## Instructions for the task
Which lines in the records below include the word "dairy"? Report each of them in full.

## Listed entries

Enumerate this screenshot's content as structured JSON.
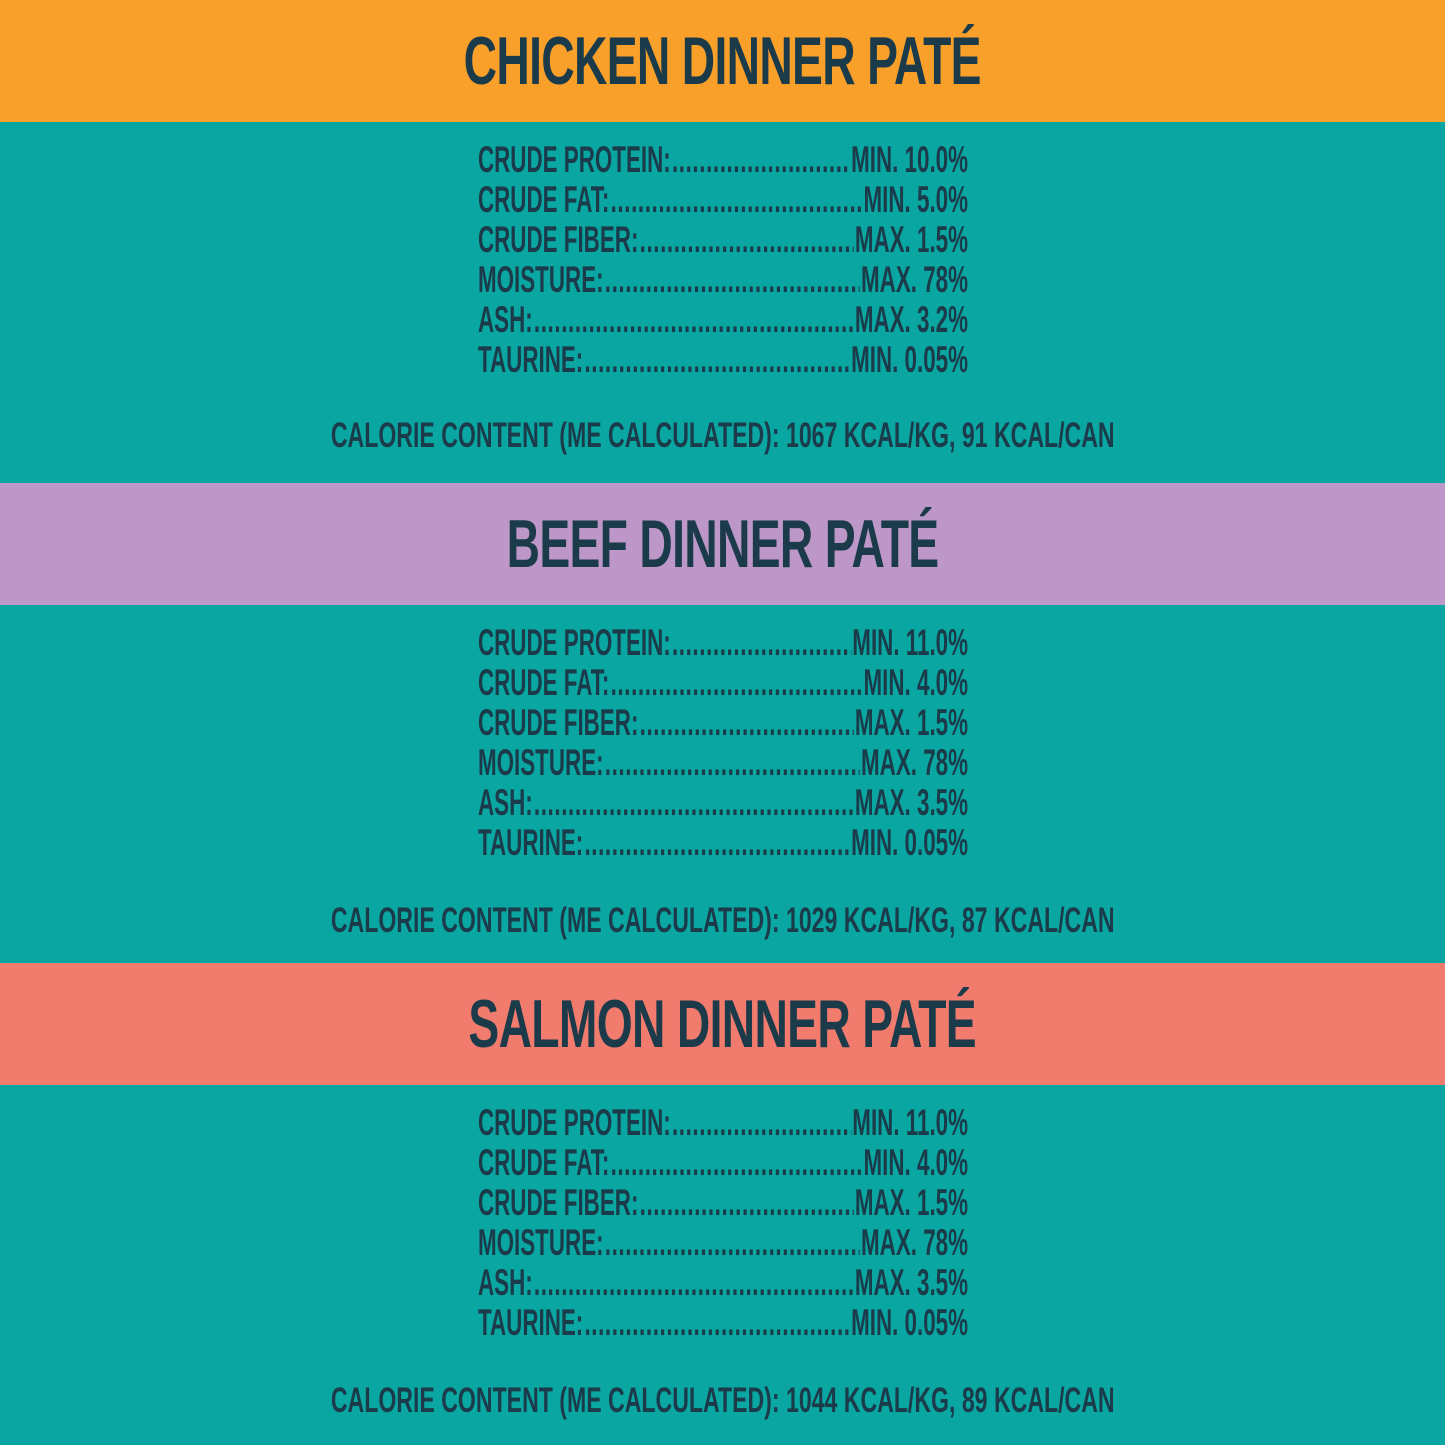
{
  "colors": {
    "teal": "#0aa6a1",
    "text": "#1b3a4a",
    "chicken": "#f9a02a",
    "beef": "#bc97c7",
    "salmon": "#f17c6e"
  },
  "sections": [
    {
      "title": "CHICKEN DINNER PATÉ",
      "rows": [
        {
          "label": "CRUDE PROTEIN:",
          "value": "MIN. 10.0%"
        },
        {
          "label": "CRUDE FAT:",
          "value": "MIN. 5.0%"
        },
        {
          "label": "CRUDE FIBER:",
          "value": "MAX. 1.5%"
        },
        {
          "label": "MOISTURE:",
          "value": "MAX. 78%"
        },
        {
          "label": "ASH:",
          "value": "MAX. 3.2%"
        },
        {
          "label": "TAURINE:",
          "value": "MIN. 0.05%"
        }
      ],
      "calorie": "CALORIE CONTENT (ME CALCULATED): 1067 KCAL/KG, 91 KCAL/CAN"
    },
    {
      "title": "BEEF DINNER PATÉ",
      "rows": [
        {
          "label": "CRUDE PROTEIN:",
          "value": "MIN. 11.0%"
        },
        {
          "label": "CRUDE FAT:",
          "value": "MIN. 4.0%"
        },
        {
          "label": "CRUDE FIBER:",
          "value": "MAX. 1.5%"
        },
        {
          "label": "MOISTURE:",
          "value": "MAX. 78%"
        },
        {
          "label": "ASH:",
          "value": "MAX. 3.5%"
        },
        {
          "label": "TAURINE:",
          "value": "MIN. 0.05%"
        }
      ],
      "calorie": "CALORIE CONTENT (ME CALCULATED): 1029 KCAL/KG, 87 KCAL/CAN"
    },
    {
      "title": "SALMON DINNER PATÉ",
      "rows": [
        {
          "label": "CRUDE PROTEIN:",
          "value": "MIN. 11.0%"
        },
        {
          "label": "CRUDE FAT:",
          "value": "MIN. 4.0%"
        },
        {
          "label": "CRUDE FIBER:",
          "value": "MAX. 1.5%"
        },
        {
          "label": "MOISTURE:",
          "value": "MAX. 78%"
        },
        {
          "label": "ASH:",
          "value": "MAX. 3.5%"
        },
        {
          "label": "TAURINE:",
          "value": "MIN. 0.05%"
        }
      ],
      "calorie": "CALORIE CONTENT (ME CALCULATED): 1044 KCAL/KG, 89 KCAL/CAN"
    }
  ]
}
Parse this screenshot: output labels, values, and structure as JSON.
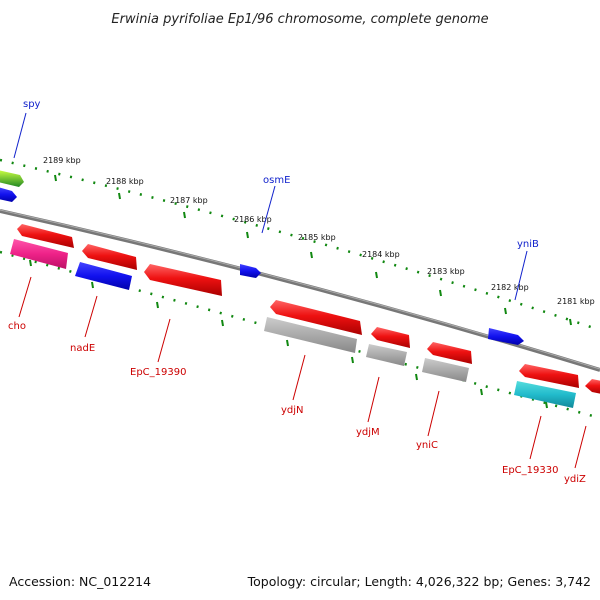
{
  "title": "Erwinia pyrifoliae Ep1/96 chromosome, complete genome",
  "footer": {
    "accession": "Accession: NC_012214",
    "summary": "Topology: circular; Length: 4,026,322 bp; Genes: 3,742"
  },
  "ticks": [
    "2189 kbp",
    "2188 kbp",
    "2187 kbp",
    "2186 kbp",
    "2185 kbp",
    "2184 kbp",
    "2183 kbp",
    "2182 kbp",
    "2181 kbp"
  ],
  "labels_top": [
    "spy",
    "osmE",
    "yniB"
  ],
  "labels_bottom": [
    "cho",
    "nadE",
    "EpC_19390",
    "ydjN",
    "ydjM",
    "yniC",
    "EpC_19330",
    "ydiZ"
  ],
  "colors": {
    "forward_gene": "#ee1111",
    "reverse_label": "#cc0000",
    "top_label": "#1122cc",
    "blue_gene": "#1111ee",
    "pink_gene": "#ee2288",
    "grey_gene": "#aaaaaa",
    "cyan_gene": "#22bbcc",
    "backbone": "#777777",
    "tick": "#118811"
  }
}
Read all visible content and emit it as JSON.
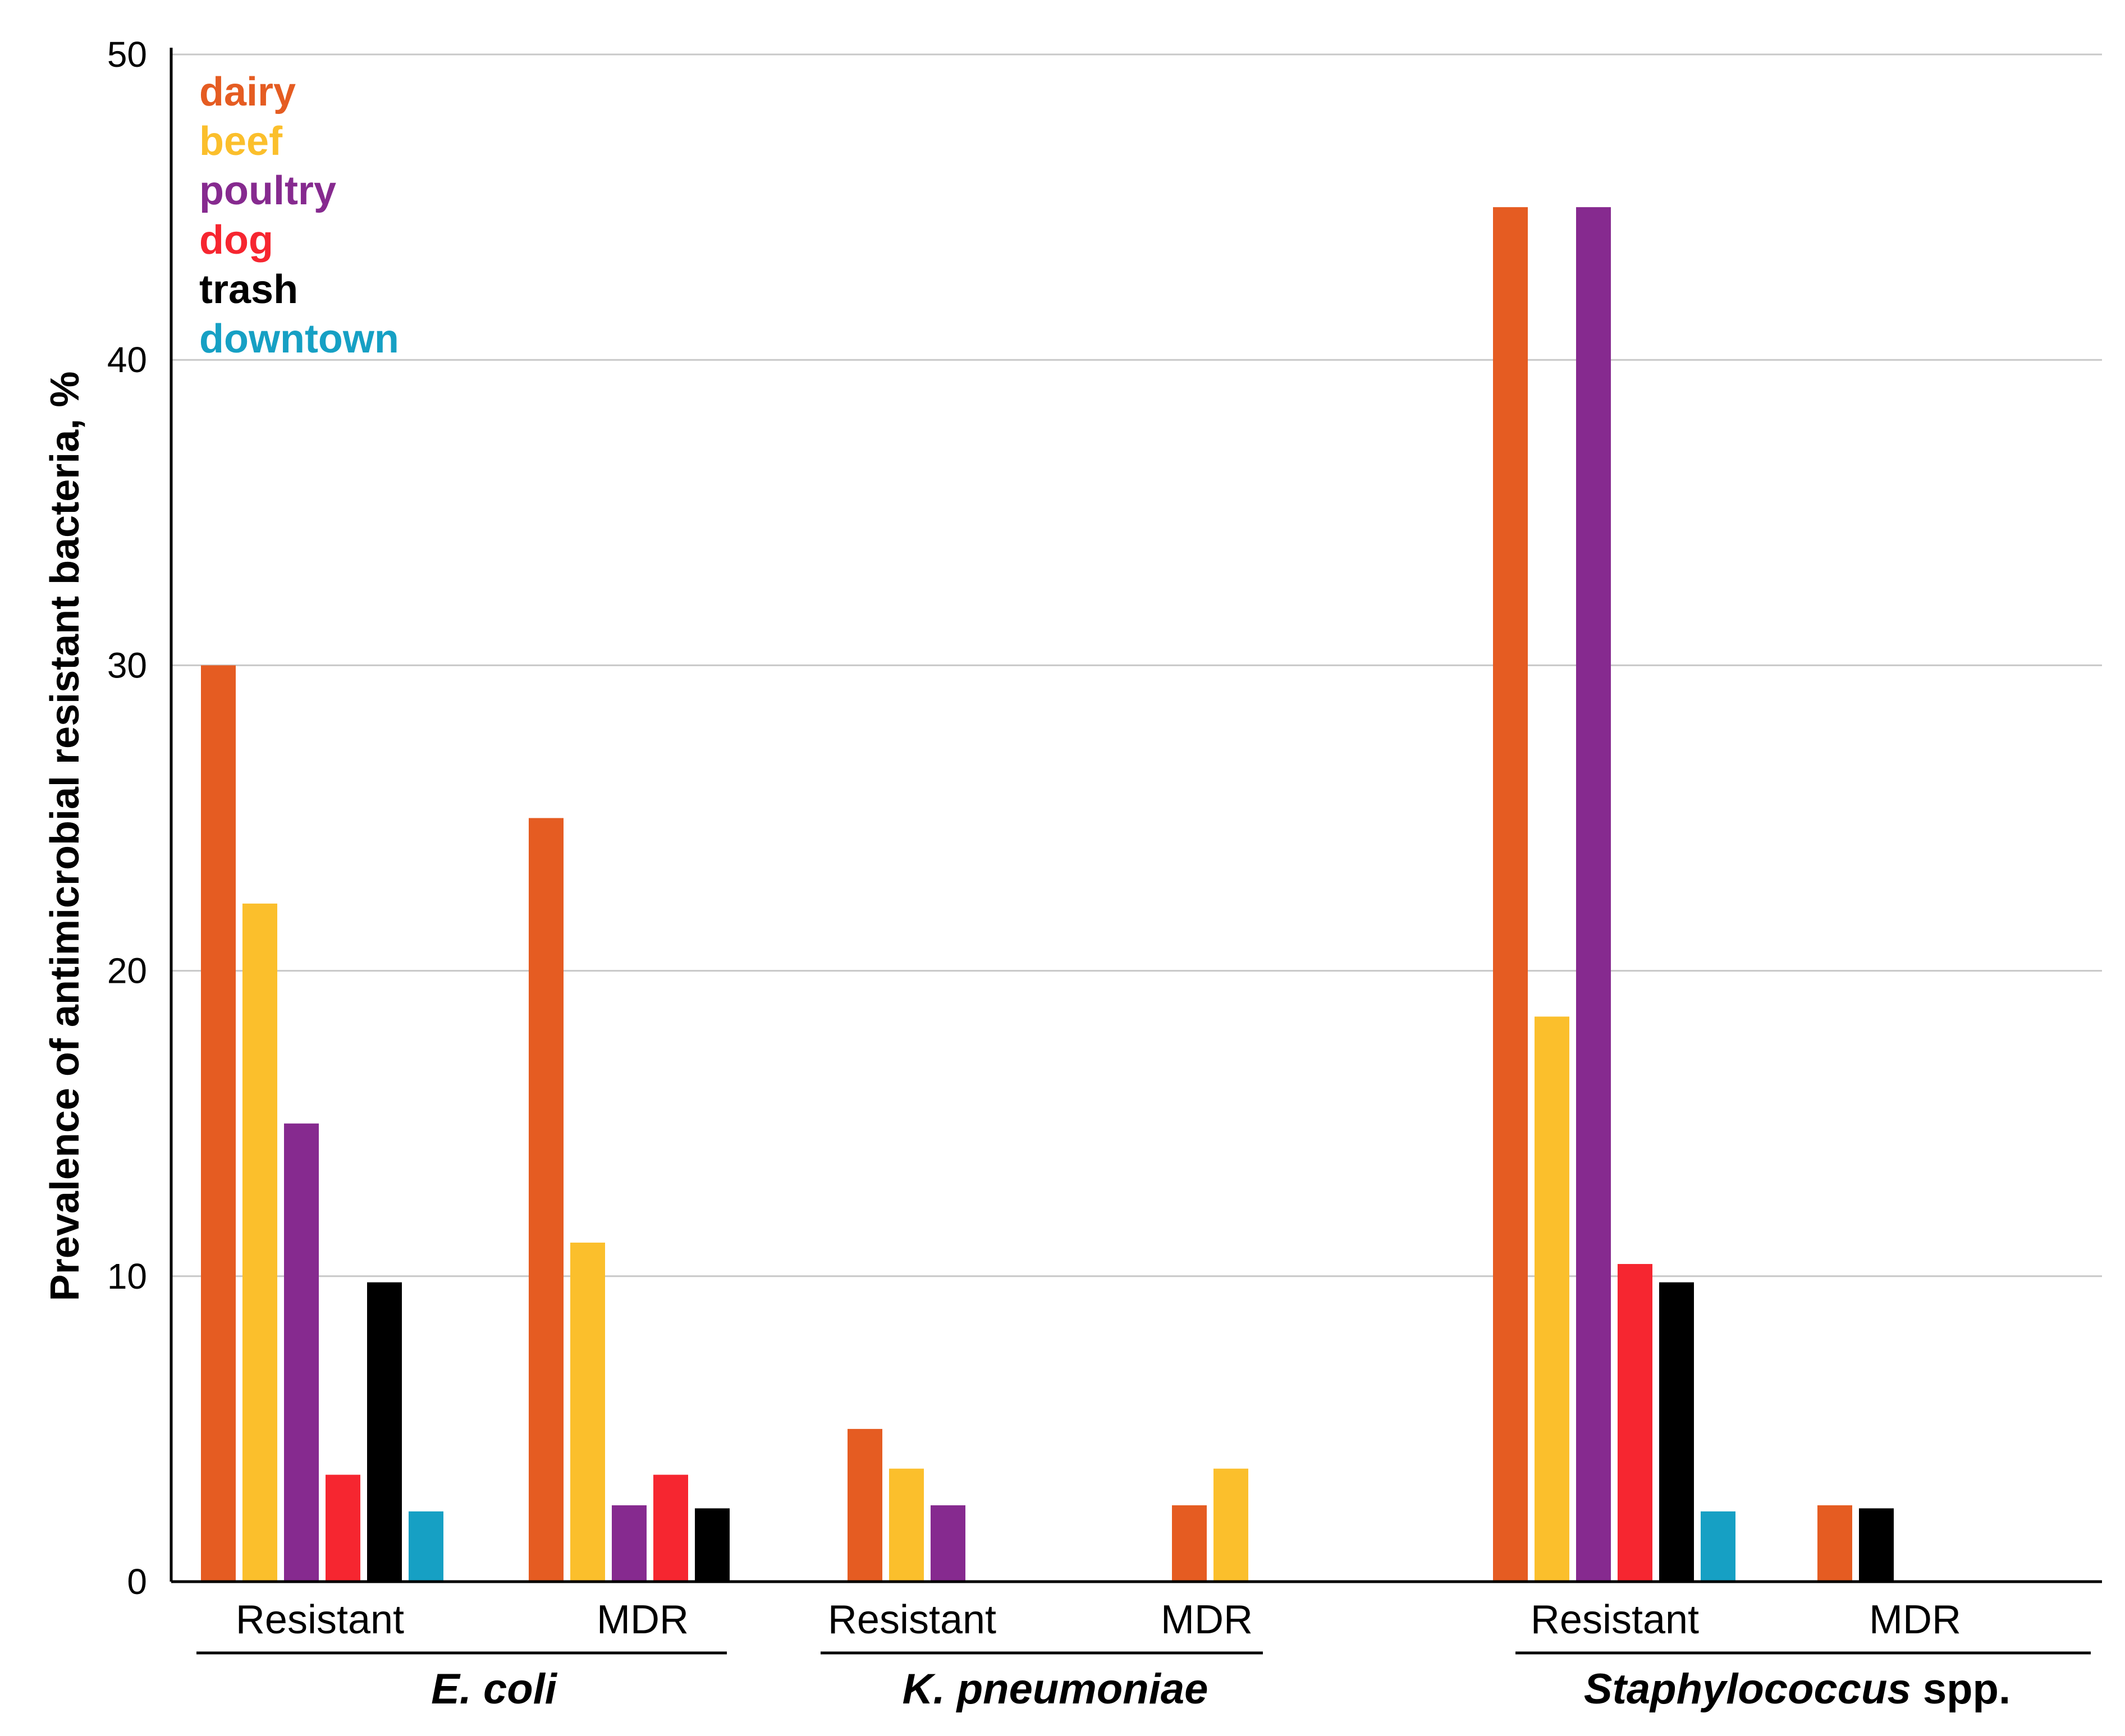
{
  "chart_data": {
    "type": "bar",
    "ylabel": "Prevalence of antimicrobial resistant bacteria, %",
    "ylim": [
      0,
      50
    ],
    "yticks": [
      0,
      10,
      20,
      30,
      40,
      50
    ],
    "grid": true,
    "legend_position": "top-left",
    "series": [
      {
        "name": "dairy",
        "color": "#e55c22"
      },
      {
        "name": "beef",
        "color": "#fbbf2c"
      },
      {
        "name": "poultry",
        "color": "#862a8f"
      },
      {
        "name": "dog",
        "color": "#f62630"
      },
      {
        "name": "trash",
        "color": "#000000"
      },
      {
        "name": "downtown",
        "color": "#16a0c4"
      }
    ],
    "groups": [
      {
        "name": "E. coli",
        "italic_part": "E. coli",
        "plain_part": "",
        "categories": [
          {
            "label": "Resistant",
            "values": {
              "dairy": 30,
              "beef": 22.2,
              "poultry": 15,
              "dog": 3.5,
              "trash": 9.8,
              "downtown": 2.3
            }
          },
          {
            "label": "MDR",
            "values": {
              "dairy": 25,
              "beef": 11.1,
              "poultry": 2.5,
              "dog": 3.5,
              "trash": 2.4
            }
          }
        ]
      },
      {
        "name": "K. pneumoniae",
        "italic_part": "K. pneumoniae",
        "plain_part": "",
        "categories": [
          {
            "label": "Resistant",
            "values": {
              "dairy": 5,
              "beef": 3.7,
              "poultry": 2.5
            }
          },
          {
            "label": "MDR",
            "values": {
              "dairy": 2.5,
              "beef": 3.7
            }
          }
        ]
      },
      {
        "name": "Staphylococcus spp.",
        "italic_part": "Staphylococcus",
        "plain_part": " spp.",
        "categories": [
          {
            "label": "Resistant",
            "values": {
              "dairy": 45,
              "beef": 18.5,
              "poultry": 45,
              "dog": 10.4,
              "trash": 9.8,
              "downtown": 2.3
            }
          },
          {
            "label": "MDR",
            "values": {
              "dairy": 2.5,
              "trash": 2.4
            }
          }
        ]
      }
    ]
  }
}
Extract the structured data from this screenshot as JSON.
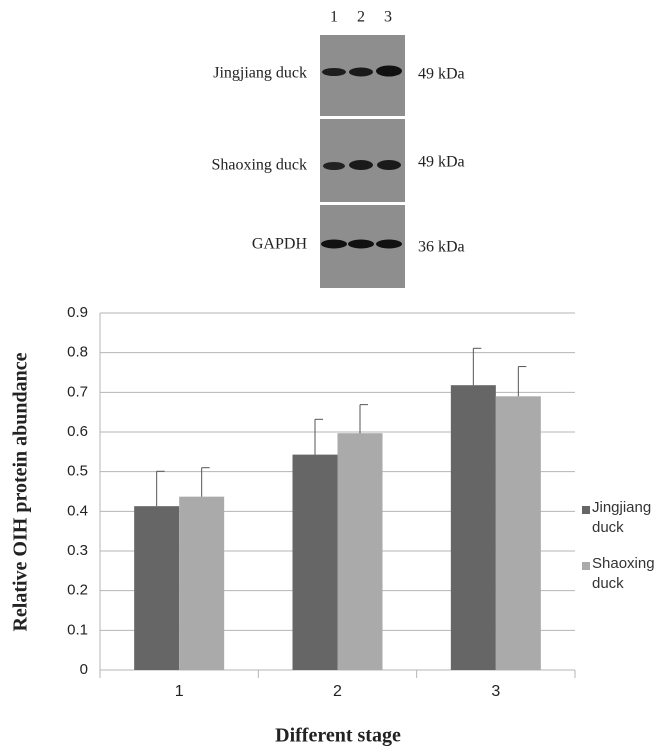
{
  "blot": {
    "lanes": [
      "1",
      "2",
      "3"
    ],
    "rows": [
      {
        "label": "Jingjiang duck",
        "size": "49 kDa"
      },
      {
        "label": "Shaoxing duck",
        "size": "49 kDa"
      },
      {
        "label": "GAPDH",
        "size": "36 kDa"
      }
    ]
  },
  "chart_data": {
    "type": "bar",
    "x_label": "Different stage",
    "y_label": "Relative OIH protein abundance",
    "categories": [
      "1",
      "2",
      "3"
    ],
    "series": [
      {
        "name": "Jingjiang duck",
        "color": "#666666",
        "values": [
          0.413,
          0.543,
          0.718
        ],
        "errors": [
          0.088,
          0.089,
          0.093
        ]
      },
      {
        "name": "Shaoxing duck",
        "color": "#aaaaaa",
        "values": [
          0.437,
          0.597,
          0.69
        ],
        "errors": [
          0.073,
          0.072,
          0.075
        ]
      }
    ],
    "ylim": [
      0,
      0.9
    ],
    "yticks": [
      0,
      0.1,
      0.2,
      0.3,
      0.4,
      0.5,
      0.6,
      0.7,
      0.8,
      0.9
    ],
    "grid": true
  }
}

## Output below
        "name": "dairy",
              "dairy": 30,
              "dairy": 25,
              "dairy": 5,
              "dairy": 2.5,
              "dairy": 45,
              "dairy": 2.5,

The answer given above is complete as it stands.